Stated problem 1>
Answer these questions using the Detroit Lions passage, one line per answer, marked like the questions:
(a) Who is listed as the head coach?
(b) Which home field did the team use from 1975 to 2001?
(c) Under what name did the team play from 1930 to 1933?
Stated problem 2>
Write the next part of the Detroit Lions passage, picking up after its final sentence.

Provided passage>
┄┄┄┄┄┄┄┄┄┄┄┄┄┄┄┄┄┄┄┄
National Football League (1930–present)

Current uniform
Team colors

Honolulu Blue, Silver, Black, White

Fight song Gridiron Heroes
Mascot Roary the Lion
Theo "Gridiron" Spight (fight song singer)
Owner(s) Martha Firestone Ford
(Widow of William Clay Ford, Sr.)
Chairman Martha Firestone Ford
President Tom Lewand
General manager Martin Mayhew
Head coach Jim Caldwell
Team history
  • Portsmouth Spartans (1930–1933)
  • Detroit Lions (1934–present)

League championships (4)

Conference championships (4)

Division championships (4)

Playoff appearances (17)
  • NFL: 1932, 1935, 1952, 1953, 1954, 1957, 1970, 1982, 1983, 1991, 1993, 1994, 1995, 1997, 1999, 2011, 2014
  • Home fields
  • Universal Stadium (1930–1933)
  • University of Detroit Stadium (1934–1937, 1940)
  • Tiger Stadium (1938–1939, 1941–1974)
    • a.k.a. Briggs Stadium (1938–1960)
  • Pontiac Silverdome (1975–2001)
  • Ford Field (2002–present)
  • The Detroit Lions are a professional American football team based in Detroit, Michigan. They are members of the North Division of the National Football Conference (NFC) in the National Football League (NFL), and play their home games at Ford Field in Downtown Detroit.
┄┄┄┄┄┄┄┄┄┄┄┄┄┄┄┄┄┄┄┄
Data records>
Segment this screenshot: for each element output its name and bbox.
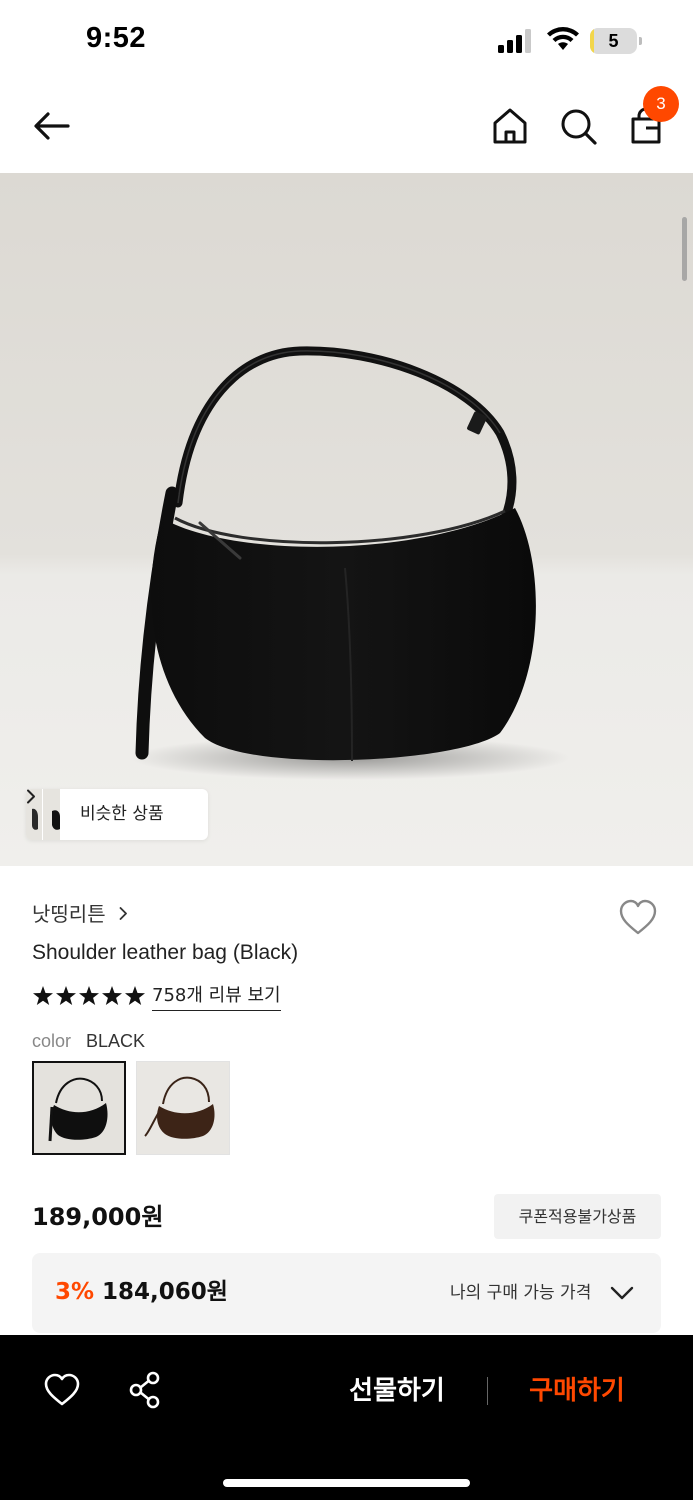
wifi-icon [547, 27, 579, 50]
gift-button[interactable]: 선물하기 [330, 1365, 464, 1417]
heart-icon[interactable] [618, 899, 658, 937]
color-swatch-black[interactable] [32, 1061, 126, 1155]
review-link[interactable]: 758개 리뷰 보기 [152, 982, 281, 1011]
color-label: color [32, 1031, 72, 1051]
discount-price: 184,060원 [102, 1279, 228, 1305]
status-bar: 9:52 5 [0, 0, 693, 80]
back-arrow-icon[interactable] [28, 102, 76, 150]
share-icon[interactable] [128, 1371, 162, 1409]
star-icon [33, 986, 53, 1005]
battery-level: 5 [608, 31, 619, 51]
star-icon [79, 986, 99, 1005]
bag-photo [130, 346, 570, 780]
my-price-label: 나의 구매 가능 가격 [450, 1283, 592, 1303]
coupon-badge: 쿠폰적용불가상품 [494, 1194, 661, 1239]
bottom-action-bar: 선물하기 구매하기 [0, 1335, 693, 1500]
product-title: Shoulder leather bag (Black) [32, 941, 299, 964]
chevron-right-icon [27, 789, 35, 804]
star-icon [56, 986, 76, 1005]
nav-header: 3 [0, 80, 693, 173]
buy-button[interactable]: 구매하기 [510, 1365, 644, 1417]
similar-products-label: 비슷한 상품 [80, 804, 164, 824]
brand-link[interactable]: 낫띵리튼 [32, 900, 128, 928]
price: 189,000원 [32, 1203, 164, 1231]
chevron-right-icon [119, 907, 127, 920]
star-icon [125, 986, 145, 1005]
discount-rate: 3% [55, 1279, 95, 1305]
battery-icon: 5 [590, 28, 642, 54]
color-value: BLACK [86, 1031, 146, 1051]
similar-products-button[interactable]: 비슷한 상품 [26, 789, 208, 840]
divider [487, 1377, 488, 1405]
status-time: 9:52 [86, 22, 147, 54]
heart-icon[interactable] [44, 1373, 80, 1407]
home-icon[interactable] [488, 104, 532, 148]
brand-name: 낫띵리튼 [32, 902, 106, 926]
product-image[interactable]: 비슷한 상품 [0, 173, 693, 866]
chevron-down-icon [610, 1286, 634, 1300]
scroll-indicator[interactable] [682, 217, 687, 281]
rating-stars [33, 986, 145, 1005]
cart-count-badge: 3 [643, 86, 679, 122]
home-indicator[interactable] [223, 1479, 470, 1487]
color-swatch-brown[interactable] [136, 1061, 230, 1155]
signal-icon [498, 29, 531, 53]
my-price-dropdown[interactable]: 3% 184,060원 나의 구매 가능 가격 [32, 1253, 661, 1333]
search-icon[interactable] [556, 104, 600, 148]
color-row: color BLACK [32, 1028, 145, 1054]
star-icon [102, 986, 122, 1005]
┄┄┄┄┄┄┄┄┄┄┄┄┄┄┄┄┄┄┄┄
Final result 1>
(a) Jim Caldwell
(b) Pontiac Silverdome
(c) Portsmouth Spartans

Final result 2>
    Originally based in Portsmouth, Ohio and called the Portsmouth Spartans, the team formally joined the NFL on July 12, 1930 and began play in the 1930 season.[1] Despite success within the NFL, they could not survive in Portsmouth, then the NFL's smallest city. The team was purchased and moved to Detroit for the 1934 season.

    The Lions have won four NFL Championships, tied for 9th overall in total championships amongst all 32 NFL franchises; however, their last was in 1957, which gives the club the second-longest NFL championship drought behind the Arizona Cardinals. They are one of four current teams, and the only NFC team, to have not yet played in the Super Bowl.

    Franchise history

    Logos and uniforms

    Detroit Lions uniform: 2003–2008
    Detroit Lions uniform: 1999–2002

    Aside from a brief change to maroon in 1948 instituted by then head coach Bo McMillin (influenced by his years as coach at Indiana), the Lions uniforms have basically remained the same since the team debuted in 1930. The design consists of silver helmets, silver pants, and either blue or white jerseys.

    Lions logo (1970–2002). A variation of this logo with a black border was used until the 2009 NFL season, when the current logo was implemented.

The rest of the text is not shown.